Aim
Scan the lines below for the word "WebMarketDB". Copy each line you find it in.

Given entries
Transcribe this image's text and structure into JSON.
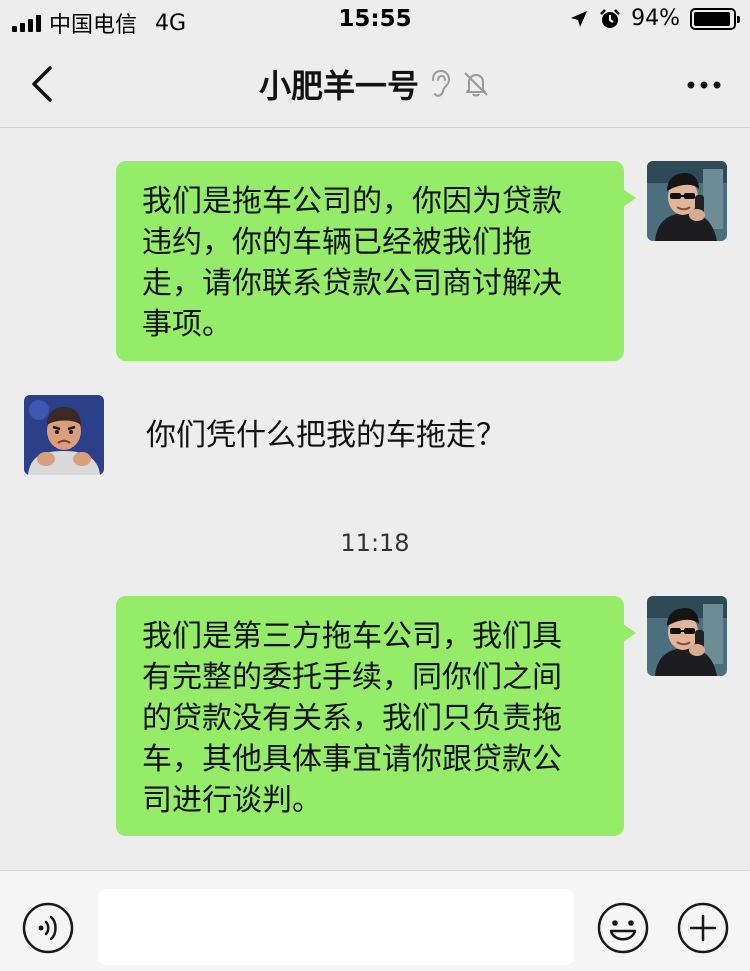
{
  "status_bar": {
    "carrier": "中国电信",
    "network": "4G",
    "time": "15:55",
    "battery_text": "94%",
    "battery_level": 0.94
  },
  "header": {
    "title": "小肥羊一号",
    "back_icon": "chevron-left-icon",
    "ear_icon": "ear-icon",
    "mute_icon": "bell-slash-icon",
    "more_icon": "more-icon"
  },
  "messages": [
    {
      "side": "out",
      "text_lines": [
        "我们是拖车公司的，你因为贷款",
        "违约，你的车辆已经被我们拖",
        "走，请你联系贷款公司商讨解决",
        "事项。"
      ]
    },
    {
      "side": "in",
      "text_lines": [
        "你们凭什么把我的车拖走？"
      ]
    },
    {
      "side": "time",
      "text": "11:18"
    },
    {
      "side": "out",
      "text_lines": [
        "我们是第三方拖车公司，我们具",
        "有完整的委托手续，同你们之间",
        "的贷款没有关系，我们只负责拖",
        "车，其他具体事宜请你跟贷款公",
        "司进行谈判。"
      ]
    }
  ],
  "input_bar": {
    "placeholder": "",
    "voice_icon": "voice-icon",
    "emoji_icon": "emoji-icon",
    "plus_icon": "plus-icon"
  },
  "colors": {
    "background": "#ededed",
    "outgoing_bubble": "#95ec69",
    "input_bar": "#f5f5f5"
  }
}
...
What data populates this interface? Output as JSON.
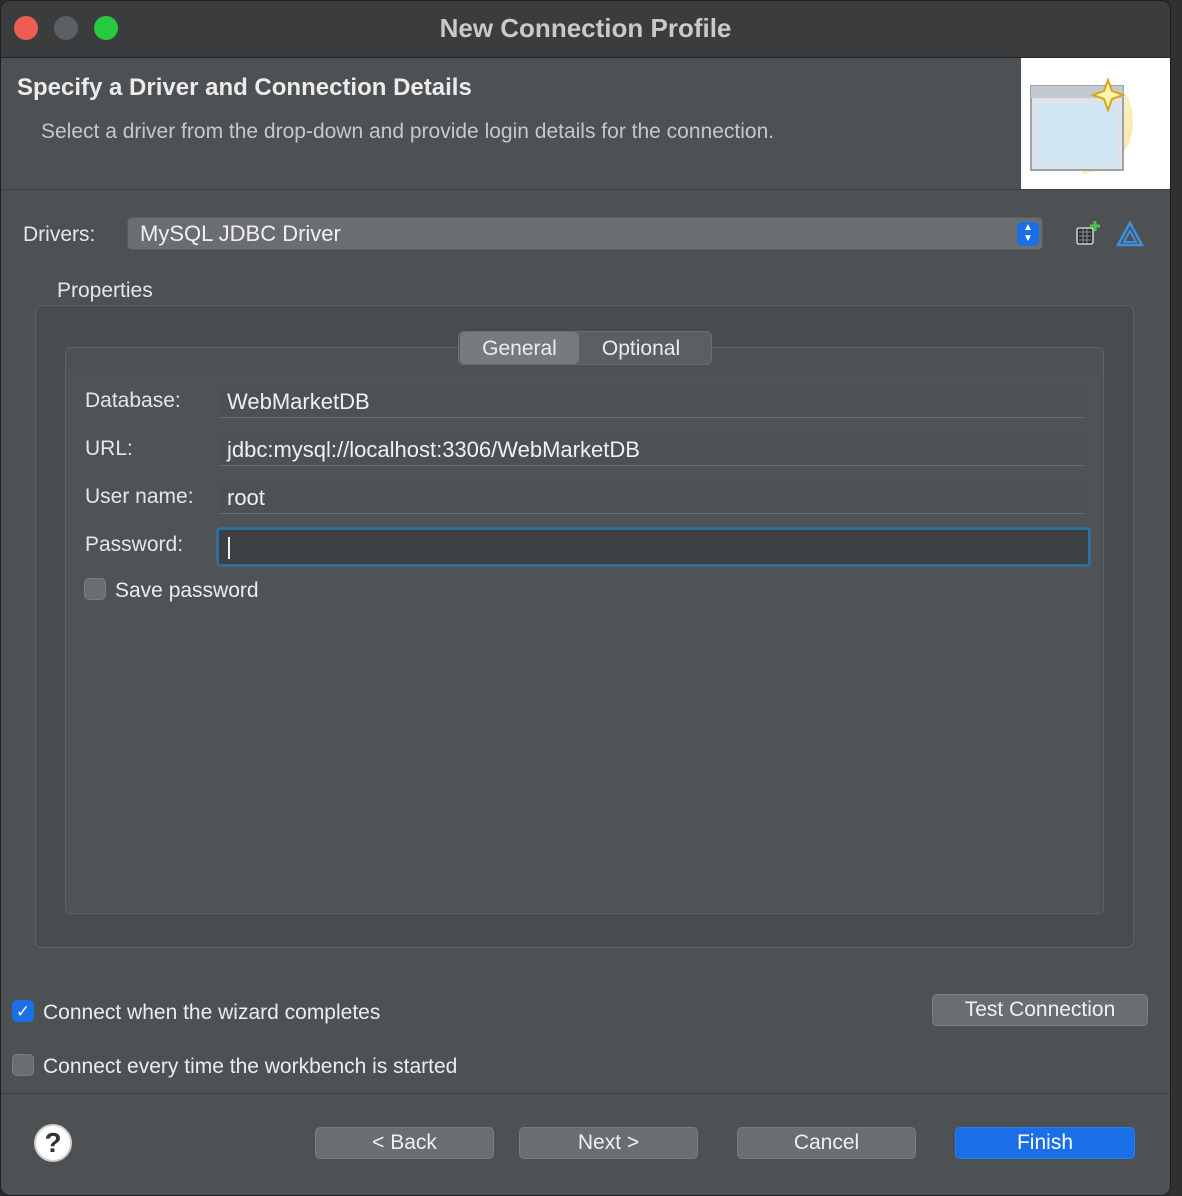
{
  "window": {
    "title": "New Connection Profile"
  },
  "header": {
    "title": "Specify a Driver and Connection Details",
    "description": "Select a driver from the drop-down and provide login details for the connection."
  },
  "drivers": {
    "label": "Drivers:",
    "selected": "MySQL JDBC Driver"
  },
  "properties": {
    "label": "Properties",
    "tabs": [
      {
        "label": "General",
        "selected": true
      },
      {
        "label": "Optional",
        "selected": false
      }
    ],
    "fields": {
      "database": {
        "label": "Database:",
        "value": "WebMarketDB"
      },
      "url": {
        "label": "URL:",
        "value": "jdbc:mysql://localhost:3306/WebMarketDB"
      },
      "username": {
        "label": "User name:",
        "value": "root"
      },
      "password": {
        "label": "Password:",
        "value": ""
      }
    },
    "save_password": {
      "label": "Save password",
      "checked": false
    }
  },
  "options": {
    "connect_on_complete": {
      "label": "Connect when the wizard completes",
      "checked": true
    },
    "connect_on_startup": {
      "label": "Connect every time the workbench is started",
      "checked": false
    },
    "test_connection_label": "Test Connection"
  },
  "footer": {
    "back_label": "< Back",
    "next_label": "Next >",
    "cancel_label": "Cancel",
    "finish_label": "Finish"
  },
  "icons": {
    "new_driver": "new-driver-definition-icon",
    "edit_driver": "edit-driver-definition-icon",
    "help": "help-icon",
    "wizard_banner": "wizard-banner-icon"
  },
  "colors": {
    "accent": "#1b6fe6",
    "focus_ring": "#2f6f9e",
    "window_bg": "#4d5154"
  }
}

Exercise response
        "value": "WebMarketDB"
        "value": "jdbc:mysql://localhost:3306/WebMarketDB"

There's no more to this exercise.